Potent principles for influencing public policy

Harvey Weingarten of HEQCO shares his lessons learned over 30 years in higher education.

BY LÉO CHARBONNEAU | MAR 07 2012

Oh, sure, evidence is important in forming public policy, but it represents “no more than 50 percent of the game,” said Harvey Weingarten in a presentation this past Monday at the 2012 Symposium of the Ontario Research Chairs in Public Policy, hosted by York University on behalf of the Council of Ontario Universities.

In a frank, no-nonsense talk, Dr. Weingarten reminded audience members – many of whom are engaged in some way in public policy research – that public policies are based on “stories, anecdotes, stereotypes, intuition, ideologies, personal experiences as much as they are on evidence.” Some people may think that is terrible, he said, “but everything we know from cognitive psychology reminds us that this is the way that everyone makes decisions. It’s nothing special about the government.”

■ Raw data
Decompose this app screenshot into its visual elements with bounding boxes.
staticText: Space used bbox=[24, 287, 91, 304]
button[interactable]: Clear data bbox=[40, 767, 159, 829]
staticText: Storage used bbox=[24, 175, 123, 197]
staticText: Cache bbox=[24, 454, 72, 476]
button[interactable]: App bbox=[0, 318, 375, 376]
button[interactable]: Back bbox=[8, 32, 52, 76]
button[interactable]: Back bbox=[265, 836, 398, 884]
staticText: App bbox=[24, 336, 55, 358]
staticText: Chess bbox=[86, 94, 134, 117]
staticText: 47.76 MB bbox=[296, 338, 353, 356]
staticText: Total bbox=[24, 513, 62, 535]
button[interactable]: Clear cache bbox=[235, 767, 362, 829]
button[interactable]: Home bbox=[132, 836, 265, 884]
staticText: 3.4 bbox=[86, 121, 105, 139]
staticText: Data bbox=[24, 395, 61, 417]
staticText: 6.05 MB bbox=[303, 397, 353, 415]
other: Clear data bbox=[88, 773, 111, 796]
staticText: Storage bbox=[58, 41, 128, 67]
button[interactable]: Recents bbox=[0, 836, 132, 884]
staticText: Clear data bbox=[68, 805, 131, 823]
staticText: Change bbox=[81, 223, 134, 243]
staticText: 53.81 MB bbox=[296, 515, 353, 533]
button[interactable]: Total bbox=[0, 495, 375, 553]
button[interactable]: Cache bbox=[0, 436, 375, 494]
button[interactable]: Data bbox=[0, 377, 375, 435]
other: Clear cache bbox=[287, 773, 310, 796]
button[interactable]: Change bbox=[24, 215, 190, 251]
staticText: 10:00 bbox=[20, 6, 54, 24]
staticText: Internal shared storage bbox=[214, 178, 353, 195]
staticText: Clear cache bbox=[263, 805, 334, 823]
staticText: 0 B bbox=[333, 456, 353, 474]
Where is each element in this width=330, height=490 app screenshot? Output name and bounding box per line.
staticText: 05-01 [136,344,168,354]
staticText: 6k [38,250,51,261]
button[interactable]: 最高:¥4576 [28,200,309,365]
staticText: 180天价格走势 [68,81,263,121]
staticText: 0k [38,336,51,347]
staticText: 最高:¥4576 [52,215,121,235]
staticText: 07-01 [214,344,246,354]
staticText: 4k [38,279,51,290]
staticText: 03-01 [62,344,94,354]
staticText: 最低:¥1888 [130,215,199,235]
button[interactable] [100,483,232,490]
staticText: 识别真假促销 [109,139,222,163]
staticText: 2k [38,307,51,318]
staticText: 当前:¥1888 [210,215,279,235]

■ Required work
(a) In the article on influencing public policy, what share of the game did Harvey Weingarten say evidence represents in forming public policy?
(b) Reproduce word for word the passage of the article on influencing public policy, everything from "Harvey Weingarten of" down to "of Ontario Universities.".
(c) Resume the article on influencing public policy from the point at which it stops.
The records have no connection to the article on influencing public policy.

■ Results of the tasks
(a) No more than 50 percent.

(b)
Harvey Weingarten of HEQCO shares his lessons learned over 30 years in higher education.

BY LÉO CHARBONNEAU | MAR 07 2012

Oh, sure, evidence is important in forming public policy, but it represents “no more than 50 percent of the game,” said Harvey Weingarten in a presentation this past Monday at the 2012 Symposium of the Ontario Research Chairs in Public Policy, hosted by York University on behalf of the Council of Ontario Universities.

(c)
Dr. Weingarten is president of the Higher Education Quality Council of Ontario. Prior to that, he spent more than 30 years in academia, initially as a psychology professor and then working his way up the administrative ladder – first at McMaster University, where he rose to the rank of vice-president, academic, and then the University of Calgary, where he served for nine years as president.

Continuing with his refreshingly blunt remarks, Dr. Weingarten said that even when “the best research” is done and presents a “compelling evidentiary base for moving in a particular direction,” that research and that evidence still need to be packaged and communicated in a manner that is accessible to people in government and in a way that they find palatable and can work with.

“That skill set of making research and evidence accessible to government is a very different skill set than that of actually doing the research,” he said, “and we don’t pay enough attention to it.” This other skill set is largely the domain of marketers and communicators, “and we need more of them to help us out.”

Another of Dr. Weingarten’s principles of public policy is the glaringly self-evident one that governments make policies based on political considerations. “That’s why they’re called politicians, and to expect a politician not to make a political decision is like asking a physicist to violate the laws of thermodynamics. It just doesn’t happen.”

This tendency to make political decisions is exacerbated, he said, by the growing centralization of decision-making in the prime minister’s or the premier’s office and away from bureaucrats.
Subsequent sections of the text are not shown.